◆ Esercizi:
1: Secondo il testo sul caso Spinelli, di quale squadra è presidente Aldo Spinelli?
2: Indica se ciascuna affermazione concorda con il testo sul caso Spinelli, rispondendo sì o no e citando le parole decisive del testo.
(a) Il processo Gea si è chiuso con l'assoluzione degli imputati dall'accusa di associazione a delinquere.
(b) Le telefonate tra Aldo Spinelli e Paolo Bergamo furono intercettate dai carabinieri di Via Inselci.
(c) La teoria della "combriccola romana" è stata confermata nel tribunale di Napoli.
3: Aggiorna il testo sul caso Spinelli riportandone il passo tra "Aldo Spinelli, presidente" e "tribunale di Napoli.", estremi inclusi, con "testimone" sostituito da "teste".

◆ Estratto del documento:
Nell’edizione odierna di Tuttosport, Guido Vaciago, prende in esame il caso “Spinelli”, anche alla luce delle recenti scoperte realtive alle segnalazioni (i baffi) disattese dal Tenente Colonnello Auricchio, ma ritenute rilevanti dagli uomini della sua squadra.

Aldo Spinelli, presidente del Livorno, è un testimone, ritenuto importante dagli inquirenti, chiamato a confermare l’esistenza della famosa “combriccola romana”, che avrebbe avuto la funzione di agevolare le squadre legate in qualche modo alla Gea. Il processo Gea si è chiuso con l’assoluzione degli imputati dall’accusa di associazione a delinquere e la famosa teoria della “combriccola romana” è stata smontata nell’aula 216 del tribunale di Napoli.

Ebbene, anche alcune telefonate, intercettate dai carabinieri di Via Inselci, tra Aldo Spinelli e l’ex designatore Paolo Bergamo, erano state classificate come rilevanti (doppio baffo giallo) e rilevantissime (triplo baffo rosso), ma scomparse nelle informative.

Le telefonate:
telefonata progressivo n. 14804 del 03.01.2005 ore 16.32; telefonata progressivo n. 22098 del 24.01.2005 ore 21.48;
telefonata progressivo n. 33566 del 08.03.2005 ore 12.21; telefonata progressivo n. 34879 del 15.03.2005 ore 10.39; telefonata progressivo n. 44144 del 05.05.2005 ore 17.16.

Come in precedenza per le intercettazioni di Facchetti e Moratti, anche per quelle di Aldo Spinelli, Tuttosport evidenzia come la rilevanza data dai carabinieri della squadra di Auricchio, sia in linea con le conclusioni di Palazzi (quella presenti nella sua relazione) che le valuta come passibili di illecito sportivo, il famoso articolo 6: «appare presentare notevoli e molteplici profili di rilievo disciplinare», per la «sussistenza di frequenti e confidenziali contatti tra il presidente della società Aldo Spinelli e il designatore arbitrale Paolo Bergamo, nel corso dei quali il primo non si limita a esprimere giudizi positivi o negativi nei confronti del direttore di gara che ha diretto la partita del Livorno, ma pretende garanzie con riferimento alle designazioni dell’arbitro per le partite successive».

◆ Materiale:
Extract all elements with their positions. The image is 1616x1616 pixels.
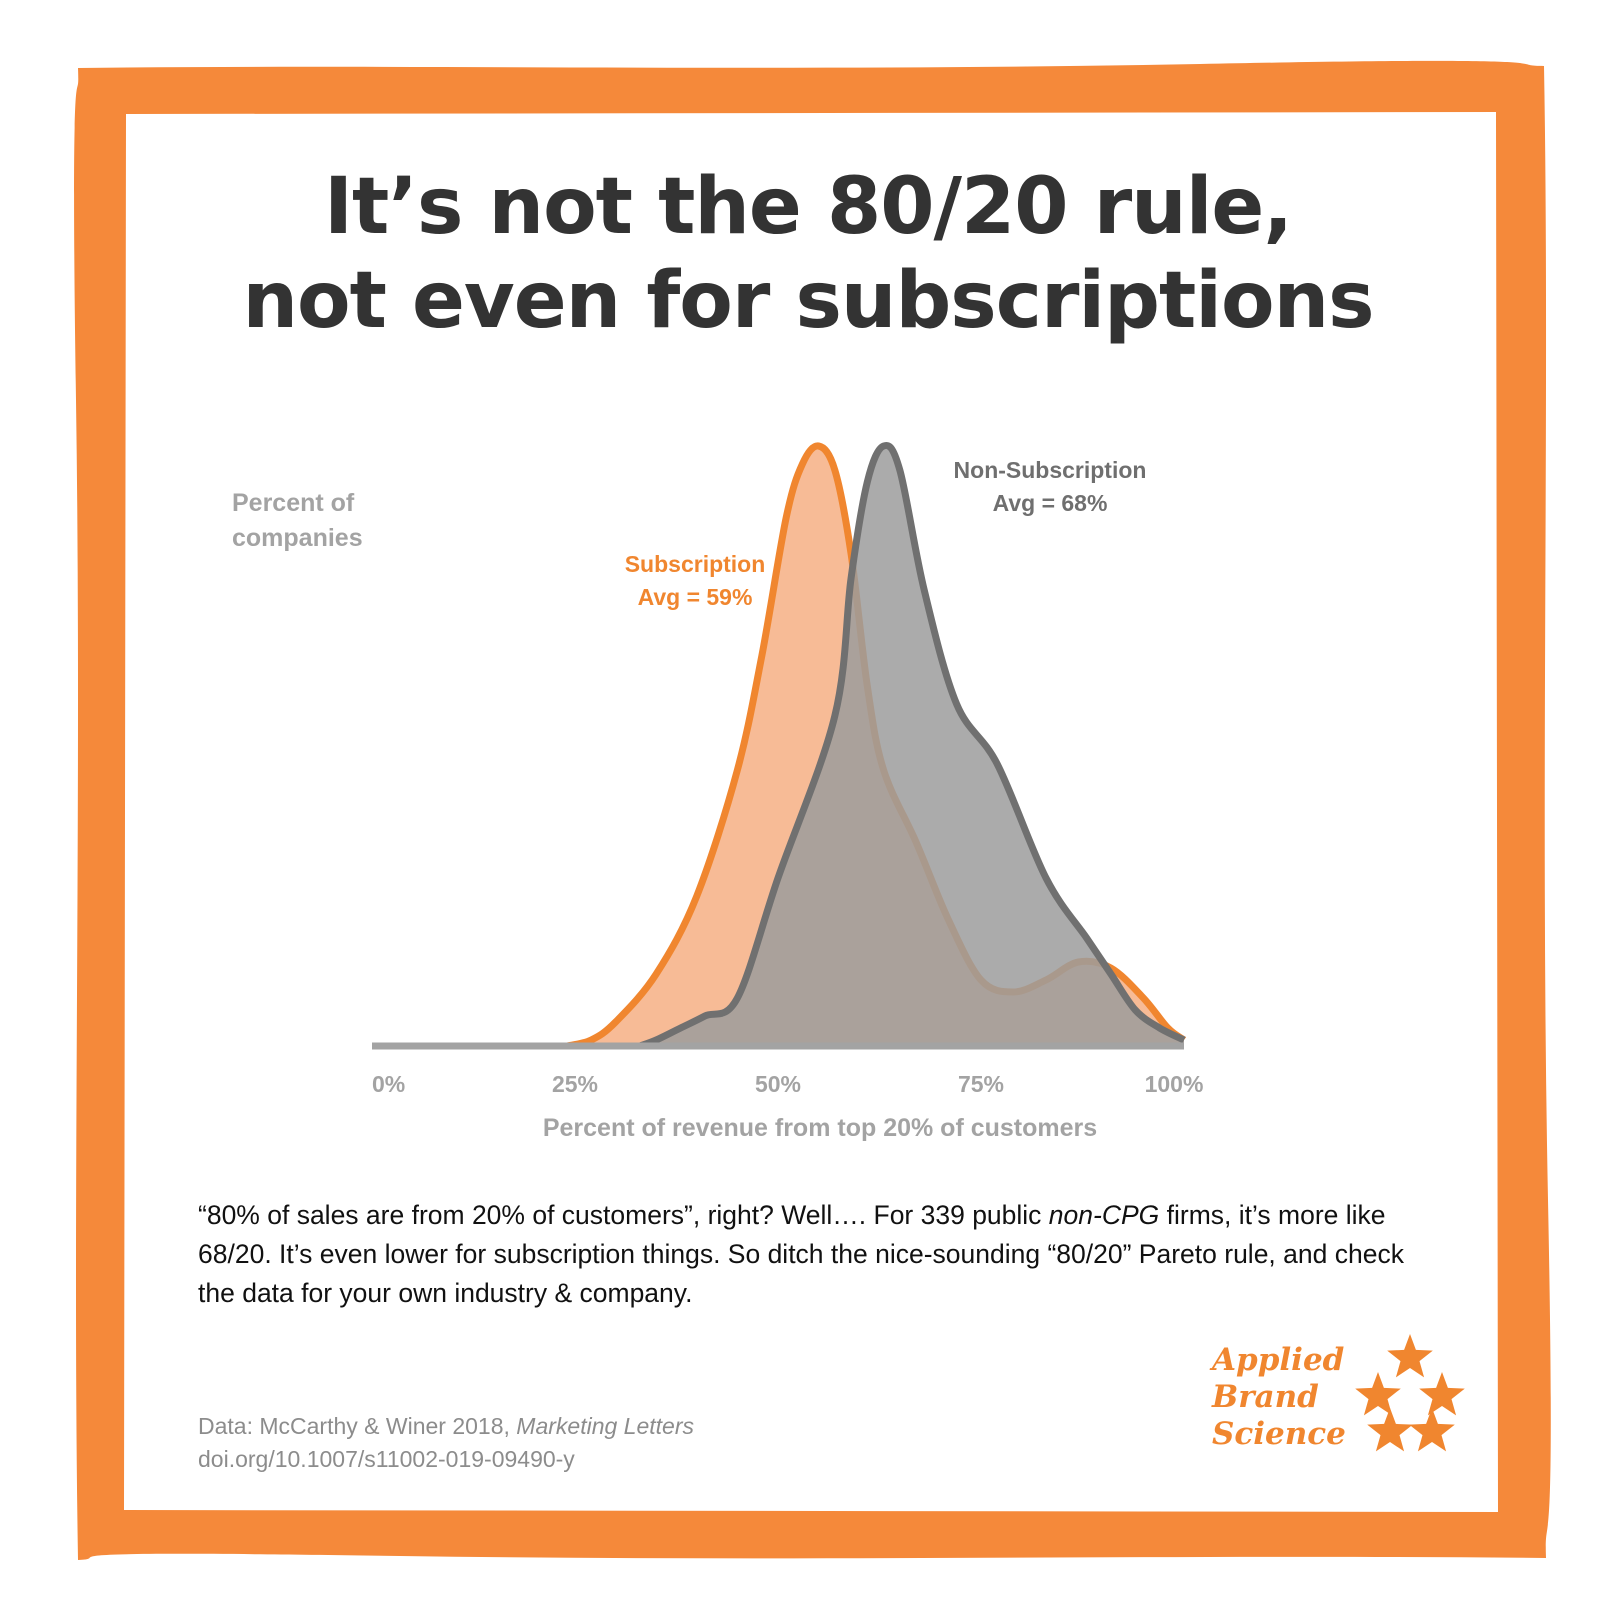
page-title-line-2: not even for subscriptions — [242, 256, 1374, 346]
brand-logo-text: Applied Brand Science — [1212, 1342, 1346, 1453]
x-tick-label-75: 75% — [958, 1071, 1004, 1097]
y-axis-label: Percent of companies — [232, 486, 363, 556]
source-prefix: Data: McCarthy & Winer 2018, — [198, 1413, 517, 1439]
source-journal: Marketing Letters — [516, 1413, 694, 1439]
non-subscription-annotation: Non-Subscription Avg = 68% — [930, 454, 1170, 520]
brand-line-3: Science — [1212, 1416, 1346, 1452]
non-subscription-line — [638, 441, 1186, 1050]
non-subscription-annotation-name: Non-Subscription — [953, 457, 1147, 483]
source-doi: doi.org/10.1007/s11002-019-09490-y — [198, 1446, 575, 1472]
brand-star-4 — [1367, 1408, 1413, 1452]
non-subscription-annotation-avg: Avg = 68% — [992, 490, 1108, 516]
non-subscription-area — [640, 445, 1184, 1047]
x-tick-label-0: 0% — [372, 1071, 405, 1097]
body-text-part-2: firms, it’s more like 68/20. It’s even l… — [198, 1200, 1404, 1308]
subscription-annotation-name: Subscription — [624, 551, 766, 577]
y-axis-label-line-1: Percent of — [232, 489, 355, 517]
brand-star-2 — [1355, 1372, 1401, 1416]
x-tick-label-50: 50% — [755, 1071, 801, 1097]
subscription-annotation-avg: Avg = 59% — [637, 584, 753, 610]
brand-line-1: Applied — [1212, 1342, 1345, 1378]
x-tick-label-25: 25% — [552, 1071, 598, 1097]
x-tick-label-100: 100% — [1145, 1071, 1204, 1097]
brand-star-3 — [1419, 1372, 1465, 1416]
brand-star-1 — [1387, 1334, 1433, 1378]
body-text-emphasis: non-CPG — [1048, 1200, 1160, 1230]
x-axis-label: Percent of revenue from top 20% of custo… — [542, 1114, 1098, 1142]
series-layer — [566, 441, 1187, 1050]
x-tick-labels: 0% 25% 50% 75% 100% — [372, 1071, 1203, 1097]
source-citation: Data: McCarthy & Winer 2018, Marketing L… — [198, 1410, 694, 1476]
body-text-part-1: “80% of sales are from 20% of customers”… — [198, 1200, 1049, 1230]
subscription-annotation: Subscription Avg = 59% — [600, 548, 790, 614]
page-title-line-1: It’s not the 80/20 rule, — [324, 162, 1293, 252]
body-paragraph: “80% of sales are from 20% of customers”… — [198, 1196, 1448, 1313]
brand-line-2: Brand — [1212, 1379, 1319, 1415]
source-line-1: Data: McCarthy & Winer 2018, Marketing L… — [198, 1410, 694, 1443]
brand-star-5 — [1409, 1408, 1455, 1452]
y-axis-label-line-2: companies — [232, 524, 363, 552]
brand-stars-icon — [1355, 1334, 1465, 1452]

◆ Risposte attese:
1: Aldo Spinelli è presidente del Livorno.

2:
(a) Sì: "Il processo Gea si è chiuso con l’assoluzione degli imputati dall’accusa di associazione a delinquere".
(b) Sì: "intercettate dai carabinieri di Via Inselci, tra Aldo Spinelli e l’ex designatore Paolo Bergamo".
(c) No: "è stata smontata nell’aula 216 del tribunale di Napoli".

3:
Aldo Spinelli, presidente del Livorno, è un teste, ritenuto importante dagli inquirenti, chiamato a confermare l’esistenza della famosa “combriccola romana”, che avrebbe avuto la funzione di agevolare le squadre legate in qualche modo alla Gea. Il processo Gea si è chiuso con l’assoluzione degli imputati dall’accusa di associazione a delinquere e la famosa teoria della “combriccola romana” è stata smontata nell’aula 216 del tribunale di Napoli.